═════ THE RECORDS ═════

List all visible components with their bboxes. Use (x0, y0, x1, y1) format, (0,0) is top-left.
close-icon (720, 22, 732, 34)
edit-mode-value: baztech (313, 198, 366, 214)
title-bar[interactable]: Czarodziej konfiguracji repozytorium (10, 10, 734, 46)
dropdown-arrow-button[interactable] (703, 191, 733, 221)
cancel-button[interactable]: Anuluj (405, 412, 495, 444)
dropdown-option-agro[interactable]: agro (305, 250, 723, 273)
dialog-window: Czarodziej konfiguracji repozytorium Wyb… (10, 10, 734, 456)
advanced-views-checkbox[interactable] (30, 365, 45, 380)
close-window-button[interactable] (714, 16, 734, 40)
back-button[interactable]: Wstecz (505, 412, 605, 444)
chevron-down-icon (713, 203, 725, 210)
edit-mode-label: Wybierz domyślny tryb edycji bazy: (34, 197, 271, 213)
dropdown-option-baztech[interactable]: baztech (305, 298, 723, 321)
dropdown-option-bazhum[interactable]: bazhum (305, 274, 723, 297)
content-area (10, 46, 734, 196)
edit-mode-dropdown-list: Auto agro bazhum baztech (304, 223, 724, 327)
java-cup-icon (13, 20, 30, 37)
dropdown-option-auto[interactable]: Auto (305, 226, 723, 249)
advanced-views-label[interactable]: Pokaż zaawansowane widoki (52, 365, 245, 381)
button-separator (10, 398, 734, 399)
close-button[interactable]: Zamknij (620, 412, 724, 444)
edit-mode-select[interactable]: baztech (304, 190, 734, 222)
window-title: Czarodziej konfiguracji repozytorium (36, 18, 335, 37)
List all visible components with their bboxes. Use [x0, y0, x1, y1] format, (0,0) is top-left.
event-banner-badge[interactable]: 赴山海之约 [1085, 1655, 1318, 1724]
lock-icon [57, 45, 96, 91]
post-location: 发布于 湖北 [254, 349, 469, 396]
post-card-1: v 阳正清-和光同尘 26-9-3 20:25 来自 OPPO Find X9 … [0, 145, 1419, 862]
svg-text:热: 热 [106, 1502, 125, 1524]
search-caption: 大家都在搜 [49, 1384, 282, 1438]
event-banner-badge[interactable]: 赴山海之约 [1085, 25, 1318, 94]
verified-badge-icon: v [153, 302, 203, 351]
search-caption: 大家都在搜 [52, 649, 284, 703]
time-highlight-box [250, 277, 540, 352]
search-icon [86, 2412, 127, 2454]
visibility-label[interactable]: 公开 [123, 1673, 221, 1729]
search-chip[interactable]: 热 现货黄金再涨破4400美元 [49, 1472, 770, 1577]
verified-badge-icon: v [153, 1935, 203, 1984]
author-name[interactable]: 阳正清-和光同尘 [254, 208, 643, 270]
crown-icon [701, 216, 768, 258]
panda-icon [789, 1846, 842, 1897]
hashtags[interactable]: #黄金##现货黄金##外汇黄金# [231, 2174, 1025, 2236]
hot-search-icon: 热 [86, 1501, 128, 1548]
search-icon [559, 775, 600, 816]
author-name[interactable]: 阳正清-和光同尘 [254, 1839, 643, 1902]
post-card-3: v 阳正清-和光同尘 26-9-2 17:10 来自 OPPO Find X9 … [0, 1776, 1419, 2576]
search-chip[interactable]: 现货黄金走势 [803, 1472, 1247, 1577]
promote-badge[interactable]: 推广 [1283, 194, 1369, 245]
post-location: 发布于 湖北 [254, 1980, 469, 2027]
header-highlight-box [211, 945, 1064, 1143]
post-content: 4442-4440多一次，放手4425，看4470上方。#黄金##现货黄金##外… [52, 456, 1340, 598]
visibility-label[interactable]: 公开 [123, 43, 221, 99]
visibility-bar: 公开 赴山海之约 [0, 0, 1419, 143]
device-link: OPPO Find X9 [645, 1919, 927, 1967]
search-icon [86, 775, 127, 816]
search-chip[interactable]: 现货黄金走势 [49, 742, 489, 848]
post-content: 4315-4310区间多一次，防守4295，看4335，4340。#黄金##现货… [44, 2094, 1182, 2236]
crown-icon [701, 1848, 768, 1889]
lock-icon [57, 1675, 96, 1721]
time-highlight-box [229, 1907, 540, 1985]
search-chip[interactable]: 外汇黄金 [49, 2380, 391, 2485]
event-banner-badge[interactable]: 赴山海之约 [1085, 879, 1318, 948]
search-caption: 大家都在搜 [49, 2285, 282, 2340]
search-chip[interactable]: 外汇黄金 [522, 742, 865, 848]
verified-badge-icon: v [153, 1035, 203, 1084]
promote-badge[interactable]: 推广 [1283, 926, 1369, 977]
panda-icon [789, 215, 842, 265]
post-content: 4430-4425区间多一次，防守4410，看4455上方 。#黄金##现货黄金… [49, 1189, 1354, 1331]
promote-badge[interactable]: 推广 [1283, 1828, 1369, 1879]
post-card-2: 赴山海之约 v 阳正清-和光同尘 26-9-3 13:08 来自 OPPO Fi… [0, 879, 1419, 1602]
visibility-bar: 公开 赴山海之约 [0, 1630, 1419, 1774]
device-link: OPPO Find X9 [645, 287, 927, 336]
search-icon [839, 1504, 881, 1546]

═════

Set down, word for word, the rows from the very first one through the row containing "chevron-down-icon (713, 203, 725, 210)", including that row.

List all visible components with their bboxes. Use (x0, y0, x1, y1) format, (0,0) is top-left.
close-icon (720, 22, 732, 34)
edit-mode-value: baztech (313, 198, 366, 214)
title-bar[interactable]: Czarodziej konfiguracji repozytorium (10, 10, 734, 46)
dropdown-arrow-button[interactable] (703, 191, 733, 221)
cancel-button[interactable]: Anuluj (405, 412, 495, 444)
dropdown-option-agro[interactable]: agro (305, 250, 723, 273)
dialog-window: Czarodziej konfiguracji repozytorium Wyb… (10, 10, 734, 456)
advanced-views-checkbox[interactable] (30, 365, 45, 380)
close-window-button[interactable] (714, 16, 734, 40)
back-button[interactable]: Wstecz (505, 412, 605, 444)
chevron-down-icon (713, 203, 725, 210)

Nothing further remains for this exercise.